### Exercise goal
Collect every line in the records below that contains the word "JSON".

[Figure content listings]
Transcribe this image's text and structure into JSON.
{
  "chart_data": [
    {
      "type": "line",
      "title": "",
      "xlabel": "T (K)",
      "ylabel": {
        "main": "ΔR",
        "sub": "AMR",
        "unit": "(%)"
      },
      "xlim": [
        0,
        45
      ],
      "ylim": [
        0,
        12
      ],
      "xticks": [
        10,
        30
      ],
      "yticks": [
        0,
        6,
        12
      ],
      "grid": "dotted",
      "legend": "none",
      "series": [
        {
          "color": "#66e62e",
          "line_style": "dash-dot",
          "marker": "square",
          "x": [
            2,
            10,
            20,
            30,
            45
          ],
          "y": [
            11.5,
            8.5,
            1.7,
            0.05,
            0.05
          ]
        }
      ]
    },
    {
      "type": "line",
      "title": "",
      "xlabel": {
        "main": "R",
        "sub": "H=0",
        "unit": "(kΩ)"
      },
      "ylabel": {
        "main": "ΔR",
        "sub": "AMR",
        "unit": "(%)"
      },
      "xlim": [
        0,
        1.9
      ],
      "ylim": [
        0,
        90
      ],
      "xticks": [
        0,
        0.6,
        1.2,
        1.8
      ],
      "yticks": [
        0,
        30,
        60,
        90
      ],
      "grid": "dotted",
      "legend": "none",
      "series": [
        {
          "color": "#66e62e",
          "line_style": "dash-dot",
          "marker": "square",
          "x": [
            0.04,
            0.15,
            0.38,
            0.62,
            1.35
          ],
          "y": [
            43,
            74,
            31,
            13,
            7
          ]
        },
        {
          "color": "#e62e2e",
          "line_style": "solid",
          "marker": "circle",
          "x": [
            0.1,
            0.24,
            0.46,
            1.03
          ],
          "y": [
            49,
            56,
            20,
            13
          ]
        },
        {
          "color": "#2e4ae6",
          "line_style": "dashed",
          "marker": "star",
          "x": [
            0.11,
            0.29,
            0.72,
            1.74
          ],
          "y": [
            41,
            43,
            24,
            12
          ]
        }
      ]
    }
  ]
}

...

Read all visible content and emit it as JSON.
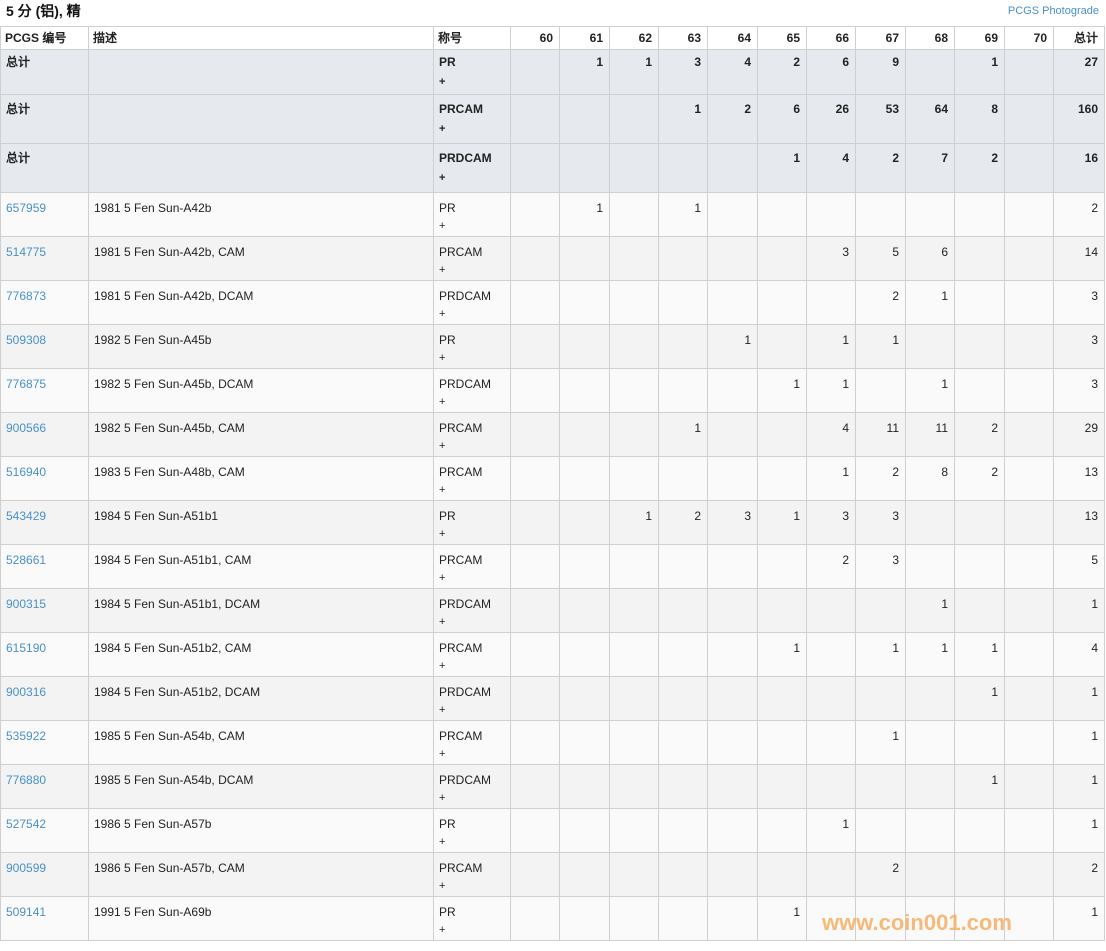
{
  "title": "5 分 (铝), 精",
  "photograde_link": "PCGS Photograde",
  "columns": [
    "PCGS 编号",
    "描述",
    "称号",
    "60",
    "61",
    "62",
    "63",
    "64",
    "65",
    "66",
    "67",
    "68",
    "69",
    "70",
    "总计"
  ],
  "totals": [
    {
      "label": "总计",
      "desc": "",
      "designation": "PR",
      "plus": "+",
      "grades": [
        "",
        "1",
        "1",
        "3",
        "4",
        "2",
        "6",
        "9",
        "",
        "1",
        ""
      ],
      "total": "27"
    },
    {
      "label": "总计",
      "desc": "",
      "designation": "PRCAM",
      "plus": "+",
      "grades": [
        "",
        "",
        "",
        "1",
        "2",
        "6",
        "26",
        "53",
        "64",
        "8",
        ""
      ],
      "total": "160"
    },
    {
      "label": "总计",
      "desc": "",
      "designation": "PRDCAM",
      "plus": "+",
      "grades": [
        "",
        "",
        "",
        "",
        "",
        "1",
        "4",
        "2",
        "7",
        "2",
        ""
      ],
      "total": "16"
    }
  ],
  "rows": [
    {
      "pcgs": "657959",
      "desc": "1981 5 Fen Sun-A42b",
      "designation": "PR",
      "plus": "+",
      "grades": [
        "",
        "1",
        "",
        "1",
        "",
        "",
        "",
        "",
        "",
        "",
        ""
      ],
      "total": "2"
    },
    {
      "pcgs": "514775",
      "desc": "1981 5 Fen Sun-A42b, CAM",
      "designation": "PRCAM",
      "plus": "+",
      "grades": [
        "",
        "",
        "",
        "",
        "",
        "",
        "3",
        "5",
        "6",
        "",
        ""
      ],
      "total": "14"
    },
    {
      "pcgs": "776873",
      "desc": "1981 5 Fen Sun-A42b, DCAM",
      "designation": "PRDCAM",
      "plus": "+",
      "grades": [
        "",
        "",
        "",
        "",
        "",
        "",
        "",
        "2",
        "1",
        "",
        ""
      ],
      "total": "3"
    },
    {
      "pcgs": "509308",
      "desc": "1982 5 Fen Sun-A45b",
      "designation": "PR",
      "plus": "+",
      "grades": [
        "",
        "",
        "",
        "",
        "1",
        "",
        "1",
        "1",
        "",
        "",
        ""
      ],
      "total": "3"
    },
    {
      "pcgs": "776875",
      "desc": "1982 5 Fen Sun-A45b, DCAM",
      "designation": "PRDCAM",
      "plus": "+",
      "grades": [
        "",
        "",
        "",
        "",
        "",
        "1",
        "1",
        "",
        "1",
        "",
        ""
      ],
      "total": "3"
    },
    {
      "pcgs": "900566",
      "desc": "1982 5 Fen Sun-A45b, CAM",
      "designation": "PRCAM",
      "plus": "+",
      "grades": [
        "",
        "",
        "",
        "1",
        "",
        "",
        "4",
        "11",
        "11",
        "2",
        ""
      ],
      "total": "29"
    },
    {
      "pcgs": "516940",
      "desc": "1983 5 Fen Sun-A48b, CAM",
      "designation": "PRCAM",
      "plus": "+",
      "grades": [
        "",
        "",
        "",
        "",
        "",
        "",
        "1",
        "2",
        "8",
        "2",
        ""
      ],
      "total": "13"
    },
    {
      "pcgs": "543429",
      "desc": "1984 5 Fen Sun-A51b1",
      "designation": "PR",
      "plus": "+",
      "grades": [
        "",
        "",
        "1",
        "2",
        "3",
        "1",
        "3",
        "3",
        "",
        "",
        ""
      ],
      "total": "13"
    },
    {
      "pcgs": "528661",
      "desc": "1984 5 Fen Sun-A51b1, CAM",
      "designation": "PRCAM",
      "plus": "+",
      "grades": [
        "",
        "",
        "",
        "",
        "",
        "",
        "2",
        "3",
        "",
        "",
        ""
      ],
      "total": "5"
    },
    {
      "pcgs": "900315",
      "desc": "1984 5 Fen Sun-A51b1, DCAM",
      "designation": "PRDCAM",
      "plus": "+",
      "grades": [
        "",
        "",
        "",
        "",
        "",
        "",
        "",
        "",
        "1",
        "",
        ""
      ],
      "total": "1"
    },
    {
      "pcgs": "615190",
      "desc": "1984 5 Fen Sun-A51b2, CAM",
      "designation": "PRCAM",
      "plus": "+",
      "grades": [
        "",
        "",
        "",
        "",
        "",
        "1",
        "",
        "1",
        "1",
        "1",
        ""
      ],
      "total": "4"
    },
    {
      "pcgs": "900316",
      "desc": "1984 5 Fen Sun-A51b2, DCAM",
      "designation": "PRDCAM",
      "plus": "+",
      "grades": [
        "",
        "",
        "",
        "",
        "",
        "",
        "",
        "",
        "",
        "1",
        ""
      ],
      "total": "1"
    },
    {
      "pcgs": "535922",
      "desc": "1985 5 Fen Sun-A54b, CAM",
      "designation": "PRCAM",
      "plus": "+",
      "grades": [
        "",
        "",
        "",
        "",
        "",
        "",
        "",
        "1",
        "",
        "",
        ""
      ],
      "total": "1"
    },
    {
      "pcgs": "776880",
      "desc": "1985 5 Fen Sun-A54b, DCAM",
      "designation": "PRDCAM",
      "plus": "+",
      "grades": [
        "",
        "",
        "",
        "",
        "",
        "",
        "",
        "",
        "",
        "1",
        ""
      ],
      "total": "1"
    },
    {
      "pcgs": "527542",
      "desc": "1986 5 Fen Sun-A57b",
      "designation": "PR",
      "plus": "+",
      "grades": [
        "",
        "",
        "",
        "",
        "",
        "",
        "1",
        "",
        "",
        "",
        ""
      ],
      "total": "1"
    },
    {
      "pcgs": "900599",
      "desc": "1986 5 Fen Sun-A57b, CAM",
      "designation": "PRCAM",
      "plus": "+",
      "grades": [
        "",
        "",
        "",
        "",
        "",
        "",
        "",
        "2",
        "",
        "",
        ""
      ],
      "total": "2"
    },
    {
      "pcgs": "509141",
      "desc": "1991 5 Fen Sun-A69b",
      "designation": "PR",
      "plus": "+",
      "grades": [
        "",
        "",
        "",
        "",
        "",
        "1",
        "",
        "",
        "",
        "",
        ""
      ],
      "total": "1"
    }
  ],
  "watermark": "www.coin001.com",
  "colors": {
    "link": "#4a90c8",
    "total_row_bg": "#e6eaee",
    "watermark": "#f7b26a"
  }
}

### Answer to the problem
Transcribe this image's text and structure into JSON.
Read all visible content and emit it as JSON.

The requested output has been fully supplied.